**Stated task**
Restate the records in their entirety, word for word.

━━ Data extract ━━

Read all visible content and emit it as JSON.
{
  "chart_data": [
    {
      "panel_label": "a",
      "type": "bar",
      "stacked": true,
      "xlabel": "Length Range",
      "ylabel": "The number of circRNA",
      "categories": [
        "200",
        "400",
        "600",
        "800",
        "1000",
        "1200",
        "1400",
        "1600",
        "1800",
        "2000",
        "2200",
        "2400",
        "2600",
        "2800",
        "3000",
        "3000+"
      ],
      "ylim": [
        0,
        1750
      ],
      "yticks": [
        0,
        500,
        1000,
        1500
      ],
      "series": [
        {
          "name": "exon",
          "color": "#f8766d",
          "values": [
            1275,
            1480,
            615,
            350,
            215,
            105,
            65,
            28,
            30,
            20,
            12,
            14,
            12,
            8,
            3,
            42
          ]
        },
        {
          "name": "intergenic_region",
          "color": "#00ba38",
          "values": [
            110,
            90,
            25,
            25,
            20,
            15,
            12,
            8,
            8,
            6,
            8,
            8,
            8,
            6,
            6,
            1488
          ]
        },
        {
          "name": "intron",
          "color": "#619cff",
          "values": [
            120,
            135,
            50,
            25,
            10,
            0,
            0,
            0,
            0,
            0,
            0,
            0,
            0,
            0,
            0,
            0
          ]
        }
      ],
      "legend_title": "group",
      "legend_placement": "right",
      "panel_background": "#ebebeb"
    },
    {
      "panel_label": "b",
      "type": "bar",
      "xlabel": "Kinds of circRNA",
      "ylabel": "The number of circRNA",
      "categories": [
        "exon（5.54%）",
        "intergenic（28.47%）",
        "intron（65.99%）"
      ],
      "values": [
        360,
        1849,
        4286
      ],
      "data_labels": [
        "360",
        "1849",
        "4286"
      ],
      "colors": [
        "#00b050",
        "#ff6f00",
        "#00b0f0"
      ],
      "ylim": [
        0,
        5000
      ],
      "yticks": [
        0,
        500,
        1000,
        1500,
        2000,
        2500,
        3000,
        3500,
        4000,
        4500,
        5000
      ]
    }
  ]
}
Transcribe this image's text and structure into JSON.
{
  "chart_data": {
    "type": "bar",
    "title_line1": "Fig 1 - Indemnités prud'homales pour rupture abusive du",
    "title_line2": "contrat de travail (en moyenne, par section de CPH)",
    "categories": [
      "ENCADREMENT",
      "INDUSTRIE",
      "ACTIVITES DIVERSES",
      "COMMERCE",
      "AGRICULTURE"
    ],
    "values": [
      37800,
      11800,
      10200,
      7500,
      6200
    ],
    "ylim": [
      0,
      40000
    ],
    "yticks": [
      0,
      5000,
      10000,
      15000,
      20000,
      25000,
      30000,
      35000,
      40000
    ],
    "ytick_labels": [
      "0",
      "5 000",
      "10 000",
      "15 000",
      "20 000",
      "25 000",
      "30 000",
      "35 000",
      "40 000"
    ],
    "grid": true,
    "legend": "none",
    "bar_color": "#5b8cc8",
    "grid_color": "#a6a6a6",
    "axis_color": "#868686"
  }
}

━━━

**Final result**
Read all visible content and emit it as JSON.
{
  "chart_data": [
    {
      "panel_label": "a",
      "type": "bar",
      "stacked": true,
      "xlabel": "Length Range",
      "ylabel": "The number of circRNA",
      "categories": [
        "200",
        "400",
        "600",
        "800",
        "1000",
        "1200",
        "1400",
        "1600",
        "1800",
        "2000",
        "2200",
        "2400",
        "2600",
        "2800",
        "3000",
        "3000+"
      ],
      "ylim": [
        0,
        1750
      ],
      "yticks": [
        0,
        500,
        1000,
        1500
      ],
      "series": [
        {
          "name": "exon",
          "color": "#f8766d",
          "values": [
            1275,
            1480,
            615,
            350,
            215,
            105,
            65,
            28,
            30,
            20,
            12,
            14,
            12,
            8,
            3,
            42
          ]
        },
        {
          "name": "intergenic_region",
          "color": "#00ba38",
          "values": [
            110,
            90,
            25,
            25,
            20,
            15,
            12,
            8,
            8,
            6,
            8,
            8,
            8,
            6,
            6,
            1488
          ]
        },
        {
          "name": "intron",
          "color": "#619cff",
          "values": [
            120,
            135,
            50,
            25,
            10,
            0,
            0,
            0,
            0,
            0,
            0,
            0,
            0,
            0,
            0,
            0
          ]
        }
      ],
      "legend_title": "group",
      "legend_placement": "right",
      "panel_background": "#ebebeb"
    },
    {
      "panel_label": "b",
      "type": "bar",
      "xlabel": "Kinds of circRNA",
      "ylabel": "The number of circRNA",
      "categories": [
        "exon（5.54%）",
        "intergenic（28.47%）",
        "intron（65.99%）"
      ],
      "values": [
        360,
        1849,
        4286
      ],
      "data_labels": [
        "360",
        "1849",
        "4286"
      ],
      "colors": [
        "#00b050",
        "#ff6f00",
        "#00b0f0"
      ],
      "ylim": [
        0,
        5000
      ],
      "yticks": [
        0,
        500,
        1000,
        1500,
        2000,
        2500,
        3000,
        3500,
        4000,
        4500,
        5000
      ]
    }
  ]
}
Transcribe this image's text and structure into JSON.
{
  "chart_data": {
    "type": "bar",
    "title_line1": "Fig 1 - Indemnités prud'homales pour rupture abusive du",
    "title_line2": "contrat de travail (en moyenne, par section de CPH)",
    "categories": [
      "ENCADREMENT",
      "INDUSTRIE",
      "ACTIVITES DIVERSES",
      "COMMERCE",
      "AGRICULTURE"
    ],
    "values": [
      37800,
      11800,
      10200,
      7500,
      6200
    ],
    "ylim": [
      0,
      40000
    ],
    "yticks": [
      0,
      5000,
      10000,
      15000,
      20000,
      25000,
      30000,
      35000,
      40000
    ],
    "ytick_labels": [
      "0",
      "5 000",
      "10 000",
      "15 000",
      "20 000",
      "25 000",
      "30 000",
      "35 000",
      "40 000"
    ],
    "grid": true,
    "legend": "none",
    "bar_color": "#5b8cc8",
    "grid_color": "#a6a6a6",
    "axis_color": "#868686"
  }
}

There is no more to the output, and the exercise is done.